# The problem
From the data that follows, report how many lines hold the string "name", giving only the number.

# Record excerpts
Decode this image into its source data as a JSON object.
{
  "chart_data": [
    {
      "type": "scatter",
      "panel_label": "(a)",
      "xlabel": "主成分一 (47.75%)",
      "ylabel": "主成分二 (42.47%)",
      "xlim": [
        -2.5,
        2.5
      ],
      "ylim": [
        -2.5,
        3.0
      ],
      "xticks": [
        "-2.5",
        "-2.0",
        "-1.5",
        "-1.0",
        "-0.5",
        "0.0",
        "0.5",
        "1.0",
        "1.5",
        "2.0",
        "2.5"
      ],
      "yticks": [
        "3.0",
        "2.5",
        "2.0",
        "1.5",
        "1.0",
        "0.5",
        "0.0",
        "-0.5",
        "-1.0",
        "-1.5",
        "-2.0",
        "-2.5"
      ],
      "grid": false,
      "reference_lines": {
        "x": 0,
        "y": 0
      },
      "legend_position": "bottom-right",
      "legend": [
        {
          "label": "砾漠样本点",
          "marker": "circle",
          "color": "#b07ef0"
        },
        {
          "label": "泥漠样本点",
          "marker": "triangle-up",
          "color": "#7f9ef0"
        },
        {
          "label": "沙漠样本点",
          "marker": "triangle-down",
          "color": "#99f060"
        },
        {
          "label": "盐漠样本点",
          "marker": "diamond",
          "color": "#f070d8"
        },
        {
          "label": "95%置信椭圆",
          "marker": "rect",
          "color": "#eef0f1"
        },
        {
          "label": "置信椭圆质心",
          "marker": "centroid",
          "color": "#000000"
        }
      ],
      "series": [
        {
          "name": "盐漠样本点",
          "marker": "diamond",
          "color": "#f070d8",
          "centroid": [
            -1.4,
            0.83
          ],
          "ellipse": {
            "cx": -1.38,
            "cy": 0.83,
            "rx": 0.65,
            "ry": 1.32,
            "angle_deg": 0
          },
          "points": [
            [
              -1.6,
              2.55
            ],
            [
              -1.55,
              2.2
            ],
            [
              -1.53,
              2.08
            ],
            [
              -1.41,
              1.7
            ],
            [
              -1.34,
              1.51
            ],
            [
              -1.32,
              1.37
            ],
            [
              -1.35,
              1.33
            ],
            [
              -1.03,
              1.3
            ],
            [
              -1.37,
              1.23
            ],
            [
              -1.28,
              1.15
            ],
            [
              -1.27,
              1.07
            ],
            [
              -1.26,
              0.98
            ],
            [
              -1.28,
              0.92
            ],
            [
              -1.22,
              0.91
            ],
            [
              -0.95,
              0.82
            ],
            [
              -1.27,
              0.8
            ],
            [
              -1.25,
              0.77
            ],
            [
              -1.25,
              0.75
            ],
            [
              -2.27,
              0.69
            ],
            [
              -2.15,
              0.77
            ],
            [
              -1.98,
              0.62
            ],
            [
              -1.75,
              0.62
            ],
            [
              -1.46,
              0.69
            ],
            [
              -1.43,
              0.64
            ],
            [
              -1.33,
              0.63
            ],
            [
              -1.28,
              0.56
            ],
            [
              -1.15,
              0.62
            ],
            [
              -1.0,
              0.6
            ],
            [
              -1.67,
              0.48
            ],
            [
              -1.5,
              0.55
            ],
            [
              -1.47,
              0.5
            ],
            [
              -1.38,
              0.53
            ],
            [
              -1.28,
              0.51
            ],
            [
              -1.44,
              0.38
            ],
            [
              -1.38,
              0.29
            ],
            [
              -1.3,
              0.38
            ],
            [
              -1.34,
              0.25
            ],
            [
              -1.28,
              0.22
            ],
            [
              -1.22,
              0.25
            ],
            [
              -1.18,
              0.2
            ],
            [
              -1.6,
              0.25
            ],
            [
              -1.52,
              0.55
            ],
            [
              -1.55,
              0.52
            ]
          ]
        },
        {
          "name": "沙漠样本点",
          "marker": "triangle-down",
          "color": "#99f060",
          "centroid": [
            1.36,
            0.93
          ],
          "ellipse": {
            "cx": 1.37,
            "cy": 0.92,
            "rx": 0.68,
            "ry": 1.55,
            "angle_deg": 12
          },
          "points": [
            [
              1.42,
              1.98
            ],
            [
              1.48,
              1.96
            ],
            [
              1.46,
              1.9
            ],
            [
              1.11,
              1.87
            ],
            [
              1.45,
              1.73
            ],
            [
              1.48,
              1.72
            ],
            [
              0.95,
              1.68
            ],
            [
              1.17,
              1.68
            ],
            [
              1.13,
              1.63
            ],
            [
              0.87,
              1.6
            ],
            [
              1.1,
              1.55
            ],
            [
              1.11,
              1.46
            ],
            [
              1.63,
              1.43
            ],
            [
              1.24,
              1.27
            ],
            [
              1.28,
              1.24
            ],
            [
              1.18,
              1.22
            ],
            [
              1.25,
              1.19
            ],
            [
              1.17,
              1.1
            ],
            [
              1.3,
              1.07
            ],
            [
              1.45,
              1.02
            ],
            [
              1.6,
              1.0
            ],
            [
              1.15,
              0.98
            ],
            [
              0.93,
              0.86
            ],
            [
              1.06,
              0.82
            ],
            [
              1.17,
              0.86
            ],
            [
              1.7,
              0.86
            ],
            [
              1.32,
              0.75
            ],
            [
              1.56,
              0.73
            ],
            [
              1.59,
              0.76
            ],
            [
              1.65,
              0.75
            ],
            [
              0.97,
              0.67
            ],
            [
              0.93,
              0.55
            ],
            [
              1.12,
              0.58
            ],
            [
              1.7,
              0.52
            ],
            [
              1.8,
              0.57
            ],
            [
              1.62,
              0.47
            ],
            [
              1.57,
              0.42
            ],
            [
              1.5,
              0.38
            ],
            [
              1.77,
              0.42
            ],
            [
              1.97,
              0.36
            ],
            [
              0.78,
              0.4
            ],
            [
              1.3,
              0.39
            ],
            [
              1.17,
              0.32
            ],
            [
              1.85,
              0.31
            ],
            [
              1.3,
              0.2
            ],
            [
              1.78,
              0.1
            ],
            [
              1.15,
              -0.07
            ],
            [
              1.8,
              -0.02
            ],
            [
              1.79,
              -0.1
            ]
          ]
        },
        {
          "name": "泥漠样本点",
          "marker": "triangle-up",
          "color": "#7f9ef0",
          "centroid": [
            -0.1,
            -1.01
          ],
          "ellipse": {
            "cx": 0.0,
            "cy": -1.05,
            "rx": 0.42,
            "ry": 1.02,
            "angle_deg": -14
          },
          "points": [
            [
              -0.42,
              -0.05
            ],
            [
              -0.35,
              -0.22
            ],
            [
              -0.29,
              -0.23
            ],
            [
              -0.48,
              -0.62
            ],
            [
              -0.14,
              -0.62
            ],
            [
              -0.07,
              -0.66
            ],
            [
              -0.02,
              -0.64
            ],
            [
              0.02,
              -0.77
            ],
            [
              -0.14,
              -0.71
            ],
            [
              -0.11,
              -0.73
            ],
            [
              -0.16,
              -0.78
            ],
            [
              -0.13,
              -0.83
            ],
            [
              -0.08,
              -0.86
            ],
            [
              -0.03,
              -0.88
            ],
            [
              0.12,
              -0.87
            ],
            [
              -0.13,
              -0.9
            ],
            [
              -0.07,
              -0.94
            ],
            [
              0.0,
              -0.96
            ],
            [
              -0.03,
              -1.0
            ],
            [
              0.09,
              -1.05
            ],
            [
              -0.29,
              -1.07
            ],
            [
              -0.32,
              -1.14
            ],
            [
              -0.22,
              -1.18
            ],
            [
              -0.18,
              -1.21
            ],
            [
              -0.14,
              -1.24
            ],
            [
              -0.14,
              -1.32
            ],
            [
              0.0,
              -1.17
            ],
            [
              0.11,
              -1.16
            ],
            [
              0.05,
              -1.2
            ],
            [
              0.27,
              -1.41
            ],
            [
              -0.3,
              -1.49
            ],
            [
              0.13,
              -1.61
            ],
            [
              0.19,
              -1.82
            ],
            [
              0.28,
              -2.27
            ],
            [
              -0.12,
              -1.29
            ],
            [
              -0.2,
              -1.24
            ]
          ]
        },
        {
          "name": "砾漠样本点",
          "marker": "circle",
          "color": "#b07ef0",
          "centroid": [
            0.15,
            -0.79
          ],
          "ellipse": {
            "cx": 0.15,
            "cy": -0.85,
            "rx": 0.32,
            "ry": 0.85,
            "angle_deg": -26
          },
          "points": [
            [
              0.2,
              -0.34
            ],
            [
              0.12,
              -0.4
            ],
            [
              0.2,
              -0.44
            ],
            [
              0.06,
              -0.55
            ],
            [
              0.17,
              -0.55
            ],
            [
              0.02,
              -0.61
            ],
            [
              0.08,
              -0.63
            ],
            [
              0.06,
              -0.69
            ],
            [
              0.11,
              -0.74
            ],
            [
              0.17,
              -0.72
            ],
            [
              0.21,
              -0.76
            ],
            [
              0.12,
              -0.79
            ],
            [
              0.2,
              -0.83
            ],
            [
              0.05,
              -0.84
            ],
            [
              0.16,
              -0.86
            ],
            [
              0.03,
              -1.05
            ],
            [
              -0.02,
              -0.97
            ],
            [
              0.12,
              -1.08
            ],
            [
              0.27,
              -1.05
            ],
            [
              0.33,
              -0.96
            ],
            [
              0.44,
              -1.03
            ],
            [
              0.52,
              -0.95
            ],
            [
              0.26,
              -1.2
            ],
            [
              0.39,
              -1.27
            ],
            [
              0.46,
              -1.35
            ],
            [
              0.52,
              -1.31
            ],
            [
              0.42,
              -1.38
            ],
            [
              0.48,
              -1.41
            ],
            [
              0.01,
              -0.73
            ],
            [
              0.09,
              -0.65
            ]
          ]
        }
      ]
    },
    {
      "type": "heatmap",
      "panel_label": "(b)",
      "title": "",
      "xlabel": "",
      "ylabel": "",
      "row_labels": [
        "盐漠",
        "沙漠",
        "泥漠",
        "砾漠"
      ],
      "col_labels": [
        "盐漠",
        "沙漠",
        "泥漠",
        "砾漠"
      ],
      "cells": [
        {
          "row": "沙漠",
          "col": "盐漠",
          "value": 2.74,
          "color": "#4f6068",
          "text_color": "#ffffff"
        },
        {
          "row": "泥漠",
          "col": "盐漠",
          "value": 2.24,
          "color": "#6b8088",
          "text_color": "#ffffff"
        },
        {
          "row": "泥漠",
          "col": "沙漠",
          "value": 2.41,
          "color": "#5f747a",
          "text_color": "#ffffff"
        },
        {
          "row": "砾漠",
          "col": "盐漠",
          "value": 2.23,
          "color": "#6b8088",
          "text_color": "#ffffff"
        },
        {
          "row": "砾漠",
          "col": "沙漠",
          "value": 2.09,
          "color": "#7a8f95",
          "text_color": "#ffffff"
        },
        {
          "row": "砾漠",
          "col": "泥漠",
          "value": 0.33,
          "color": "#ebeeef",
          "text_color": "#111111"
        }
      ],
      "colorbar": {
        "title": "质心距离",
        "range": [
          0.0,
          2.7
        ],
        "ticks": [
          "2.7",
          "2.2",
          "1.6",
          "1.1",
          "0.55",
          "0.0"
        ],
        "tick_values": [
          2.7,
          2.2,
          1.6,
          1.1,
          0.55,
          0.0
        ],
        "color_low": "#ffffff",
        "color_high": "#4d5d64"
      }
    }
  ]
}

# Solved exercise
4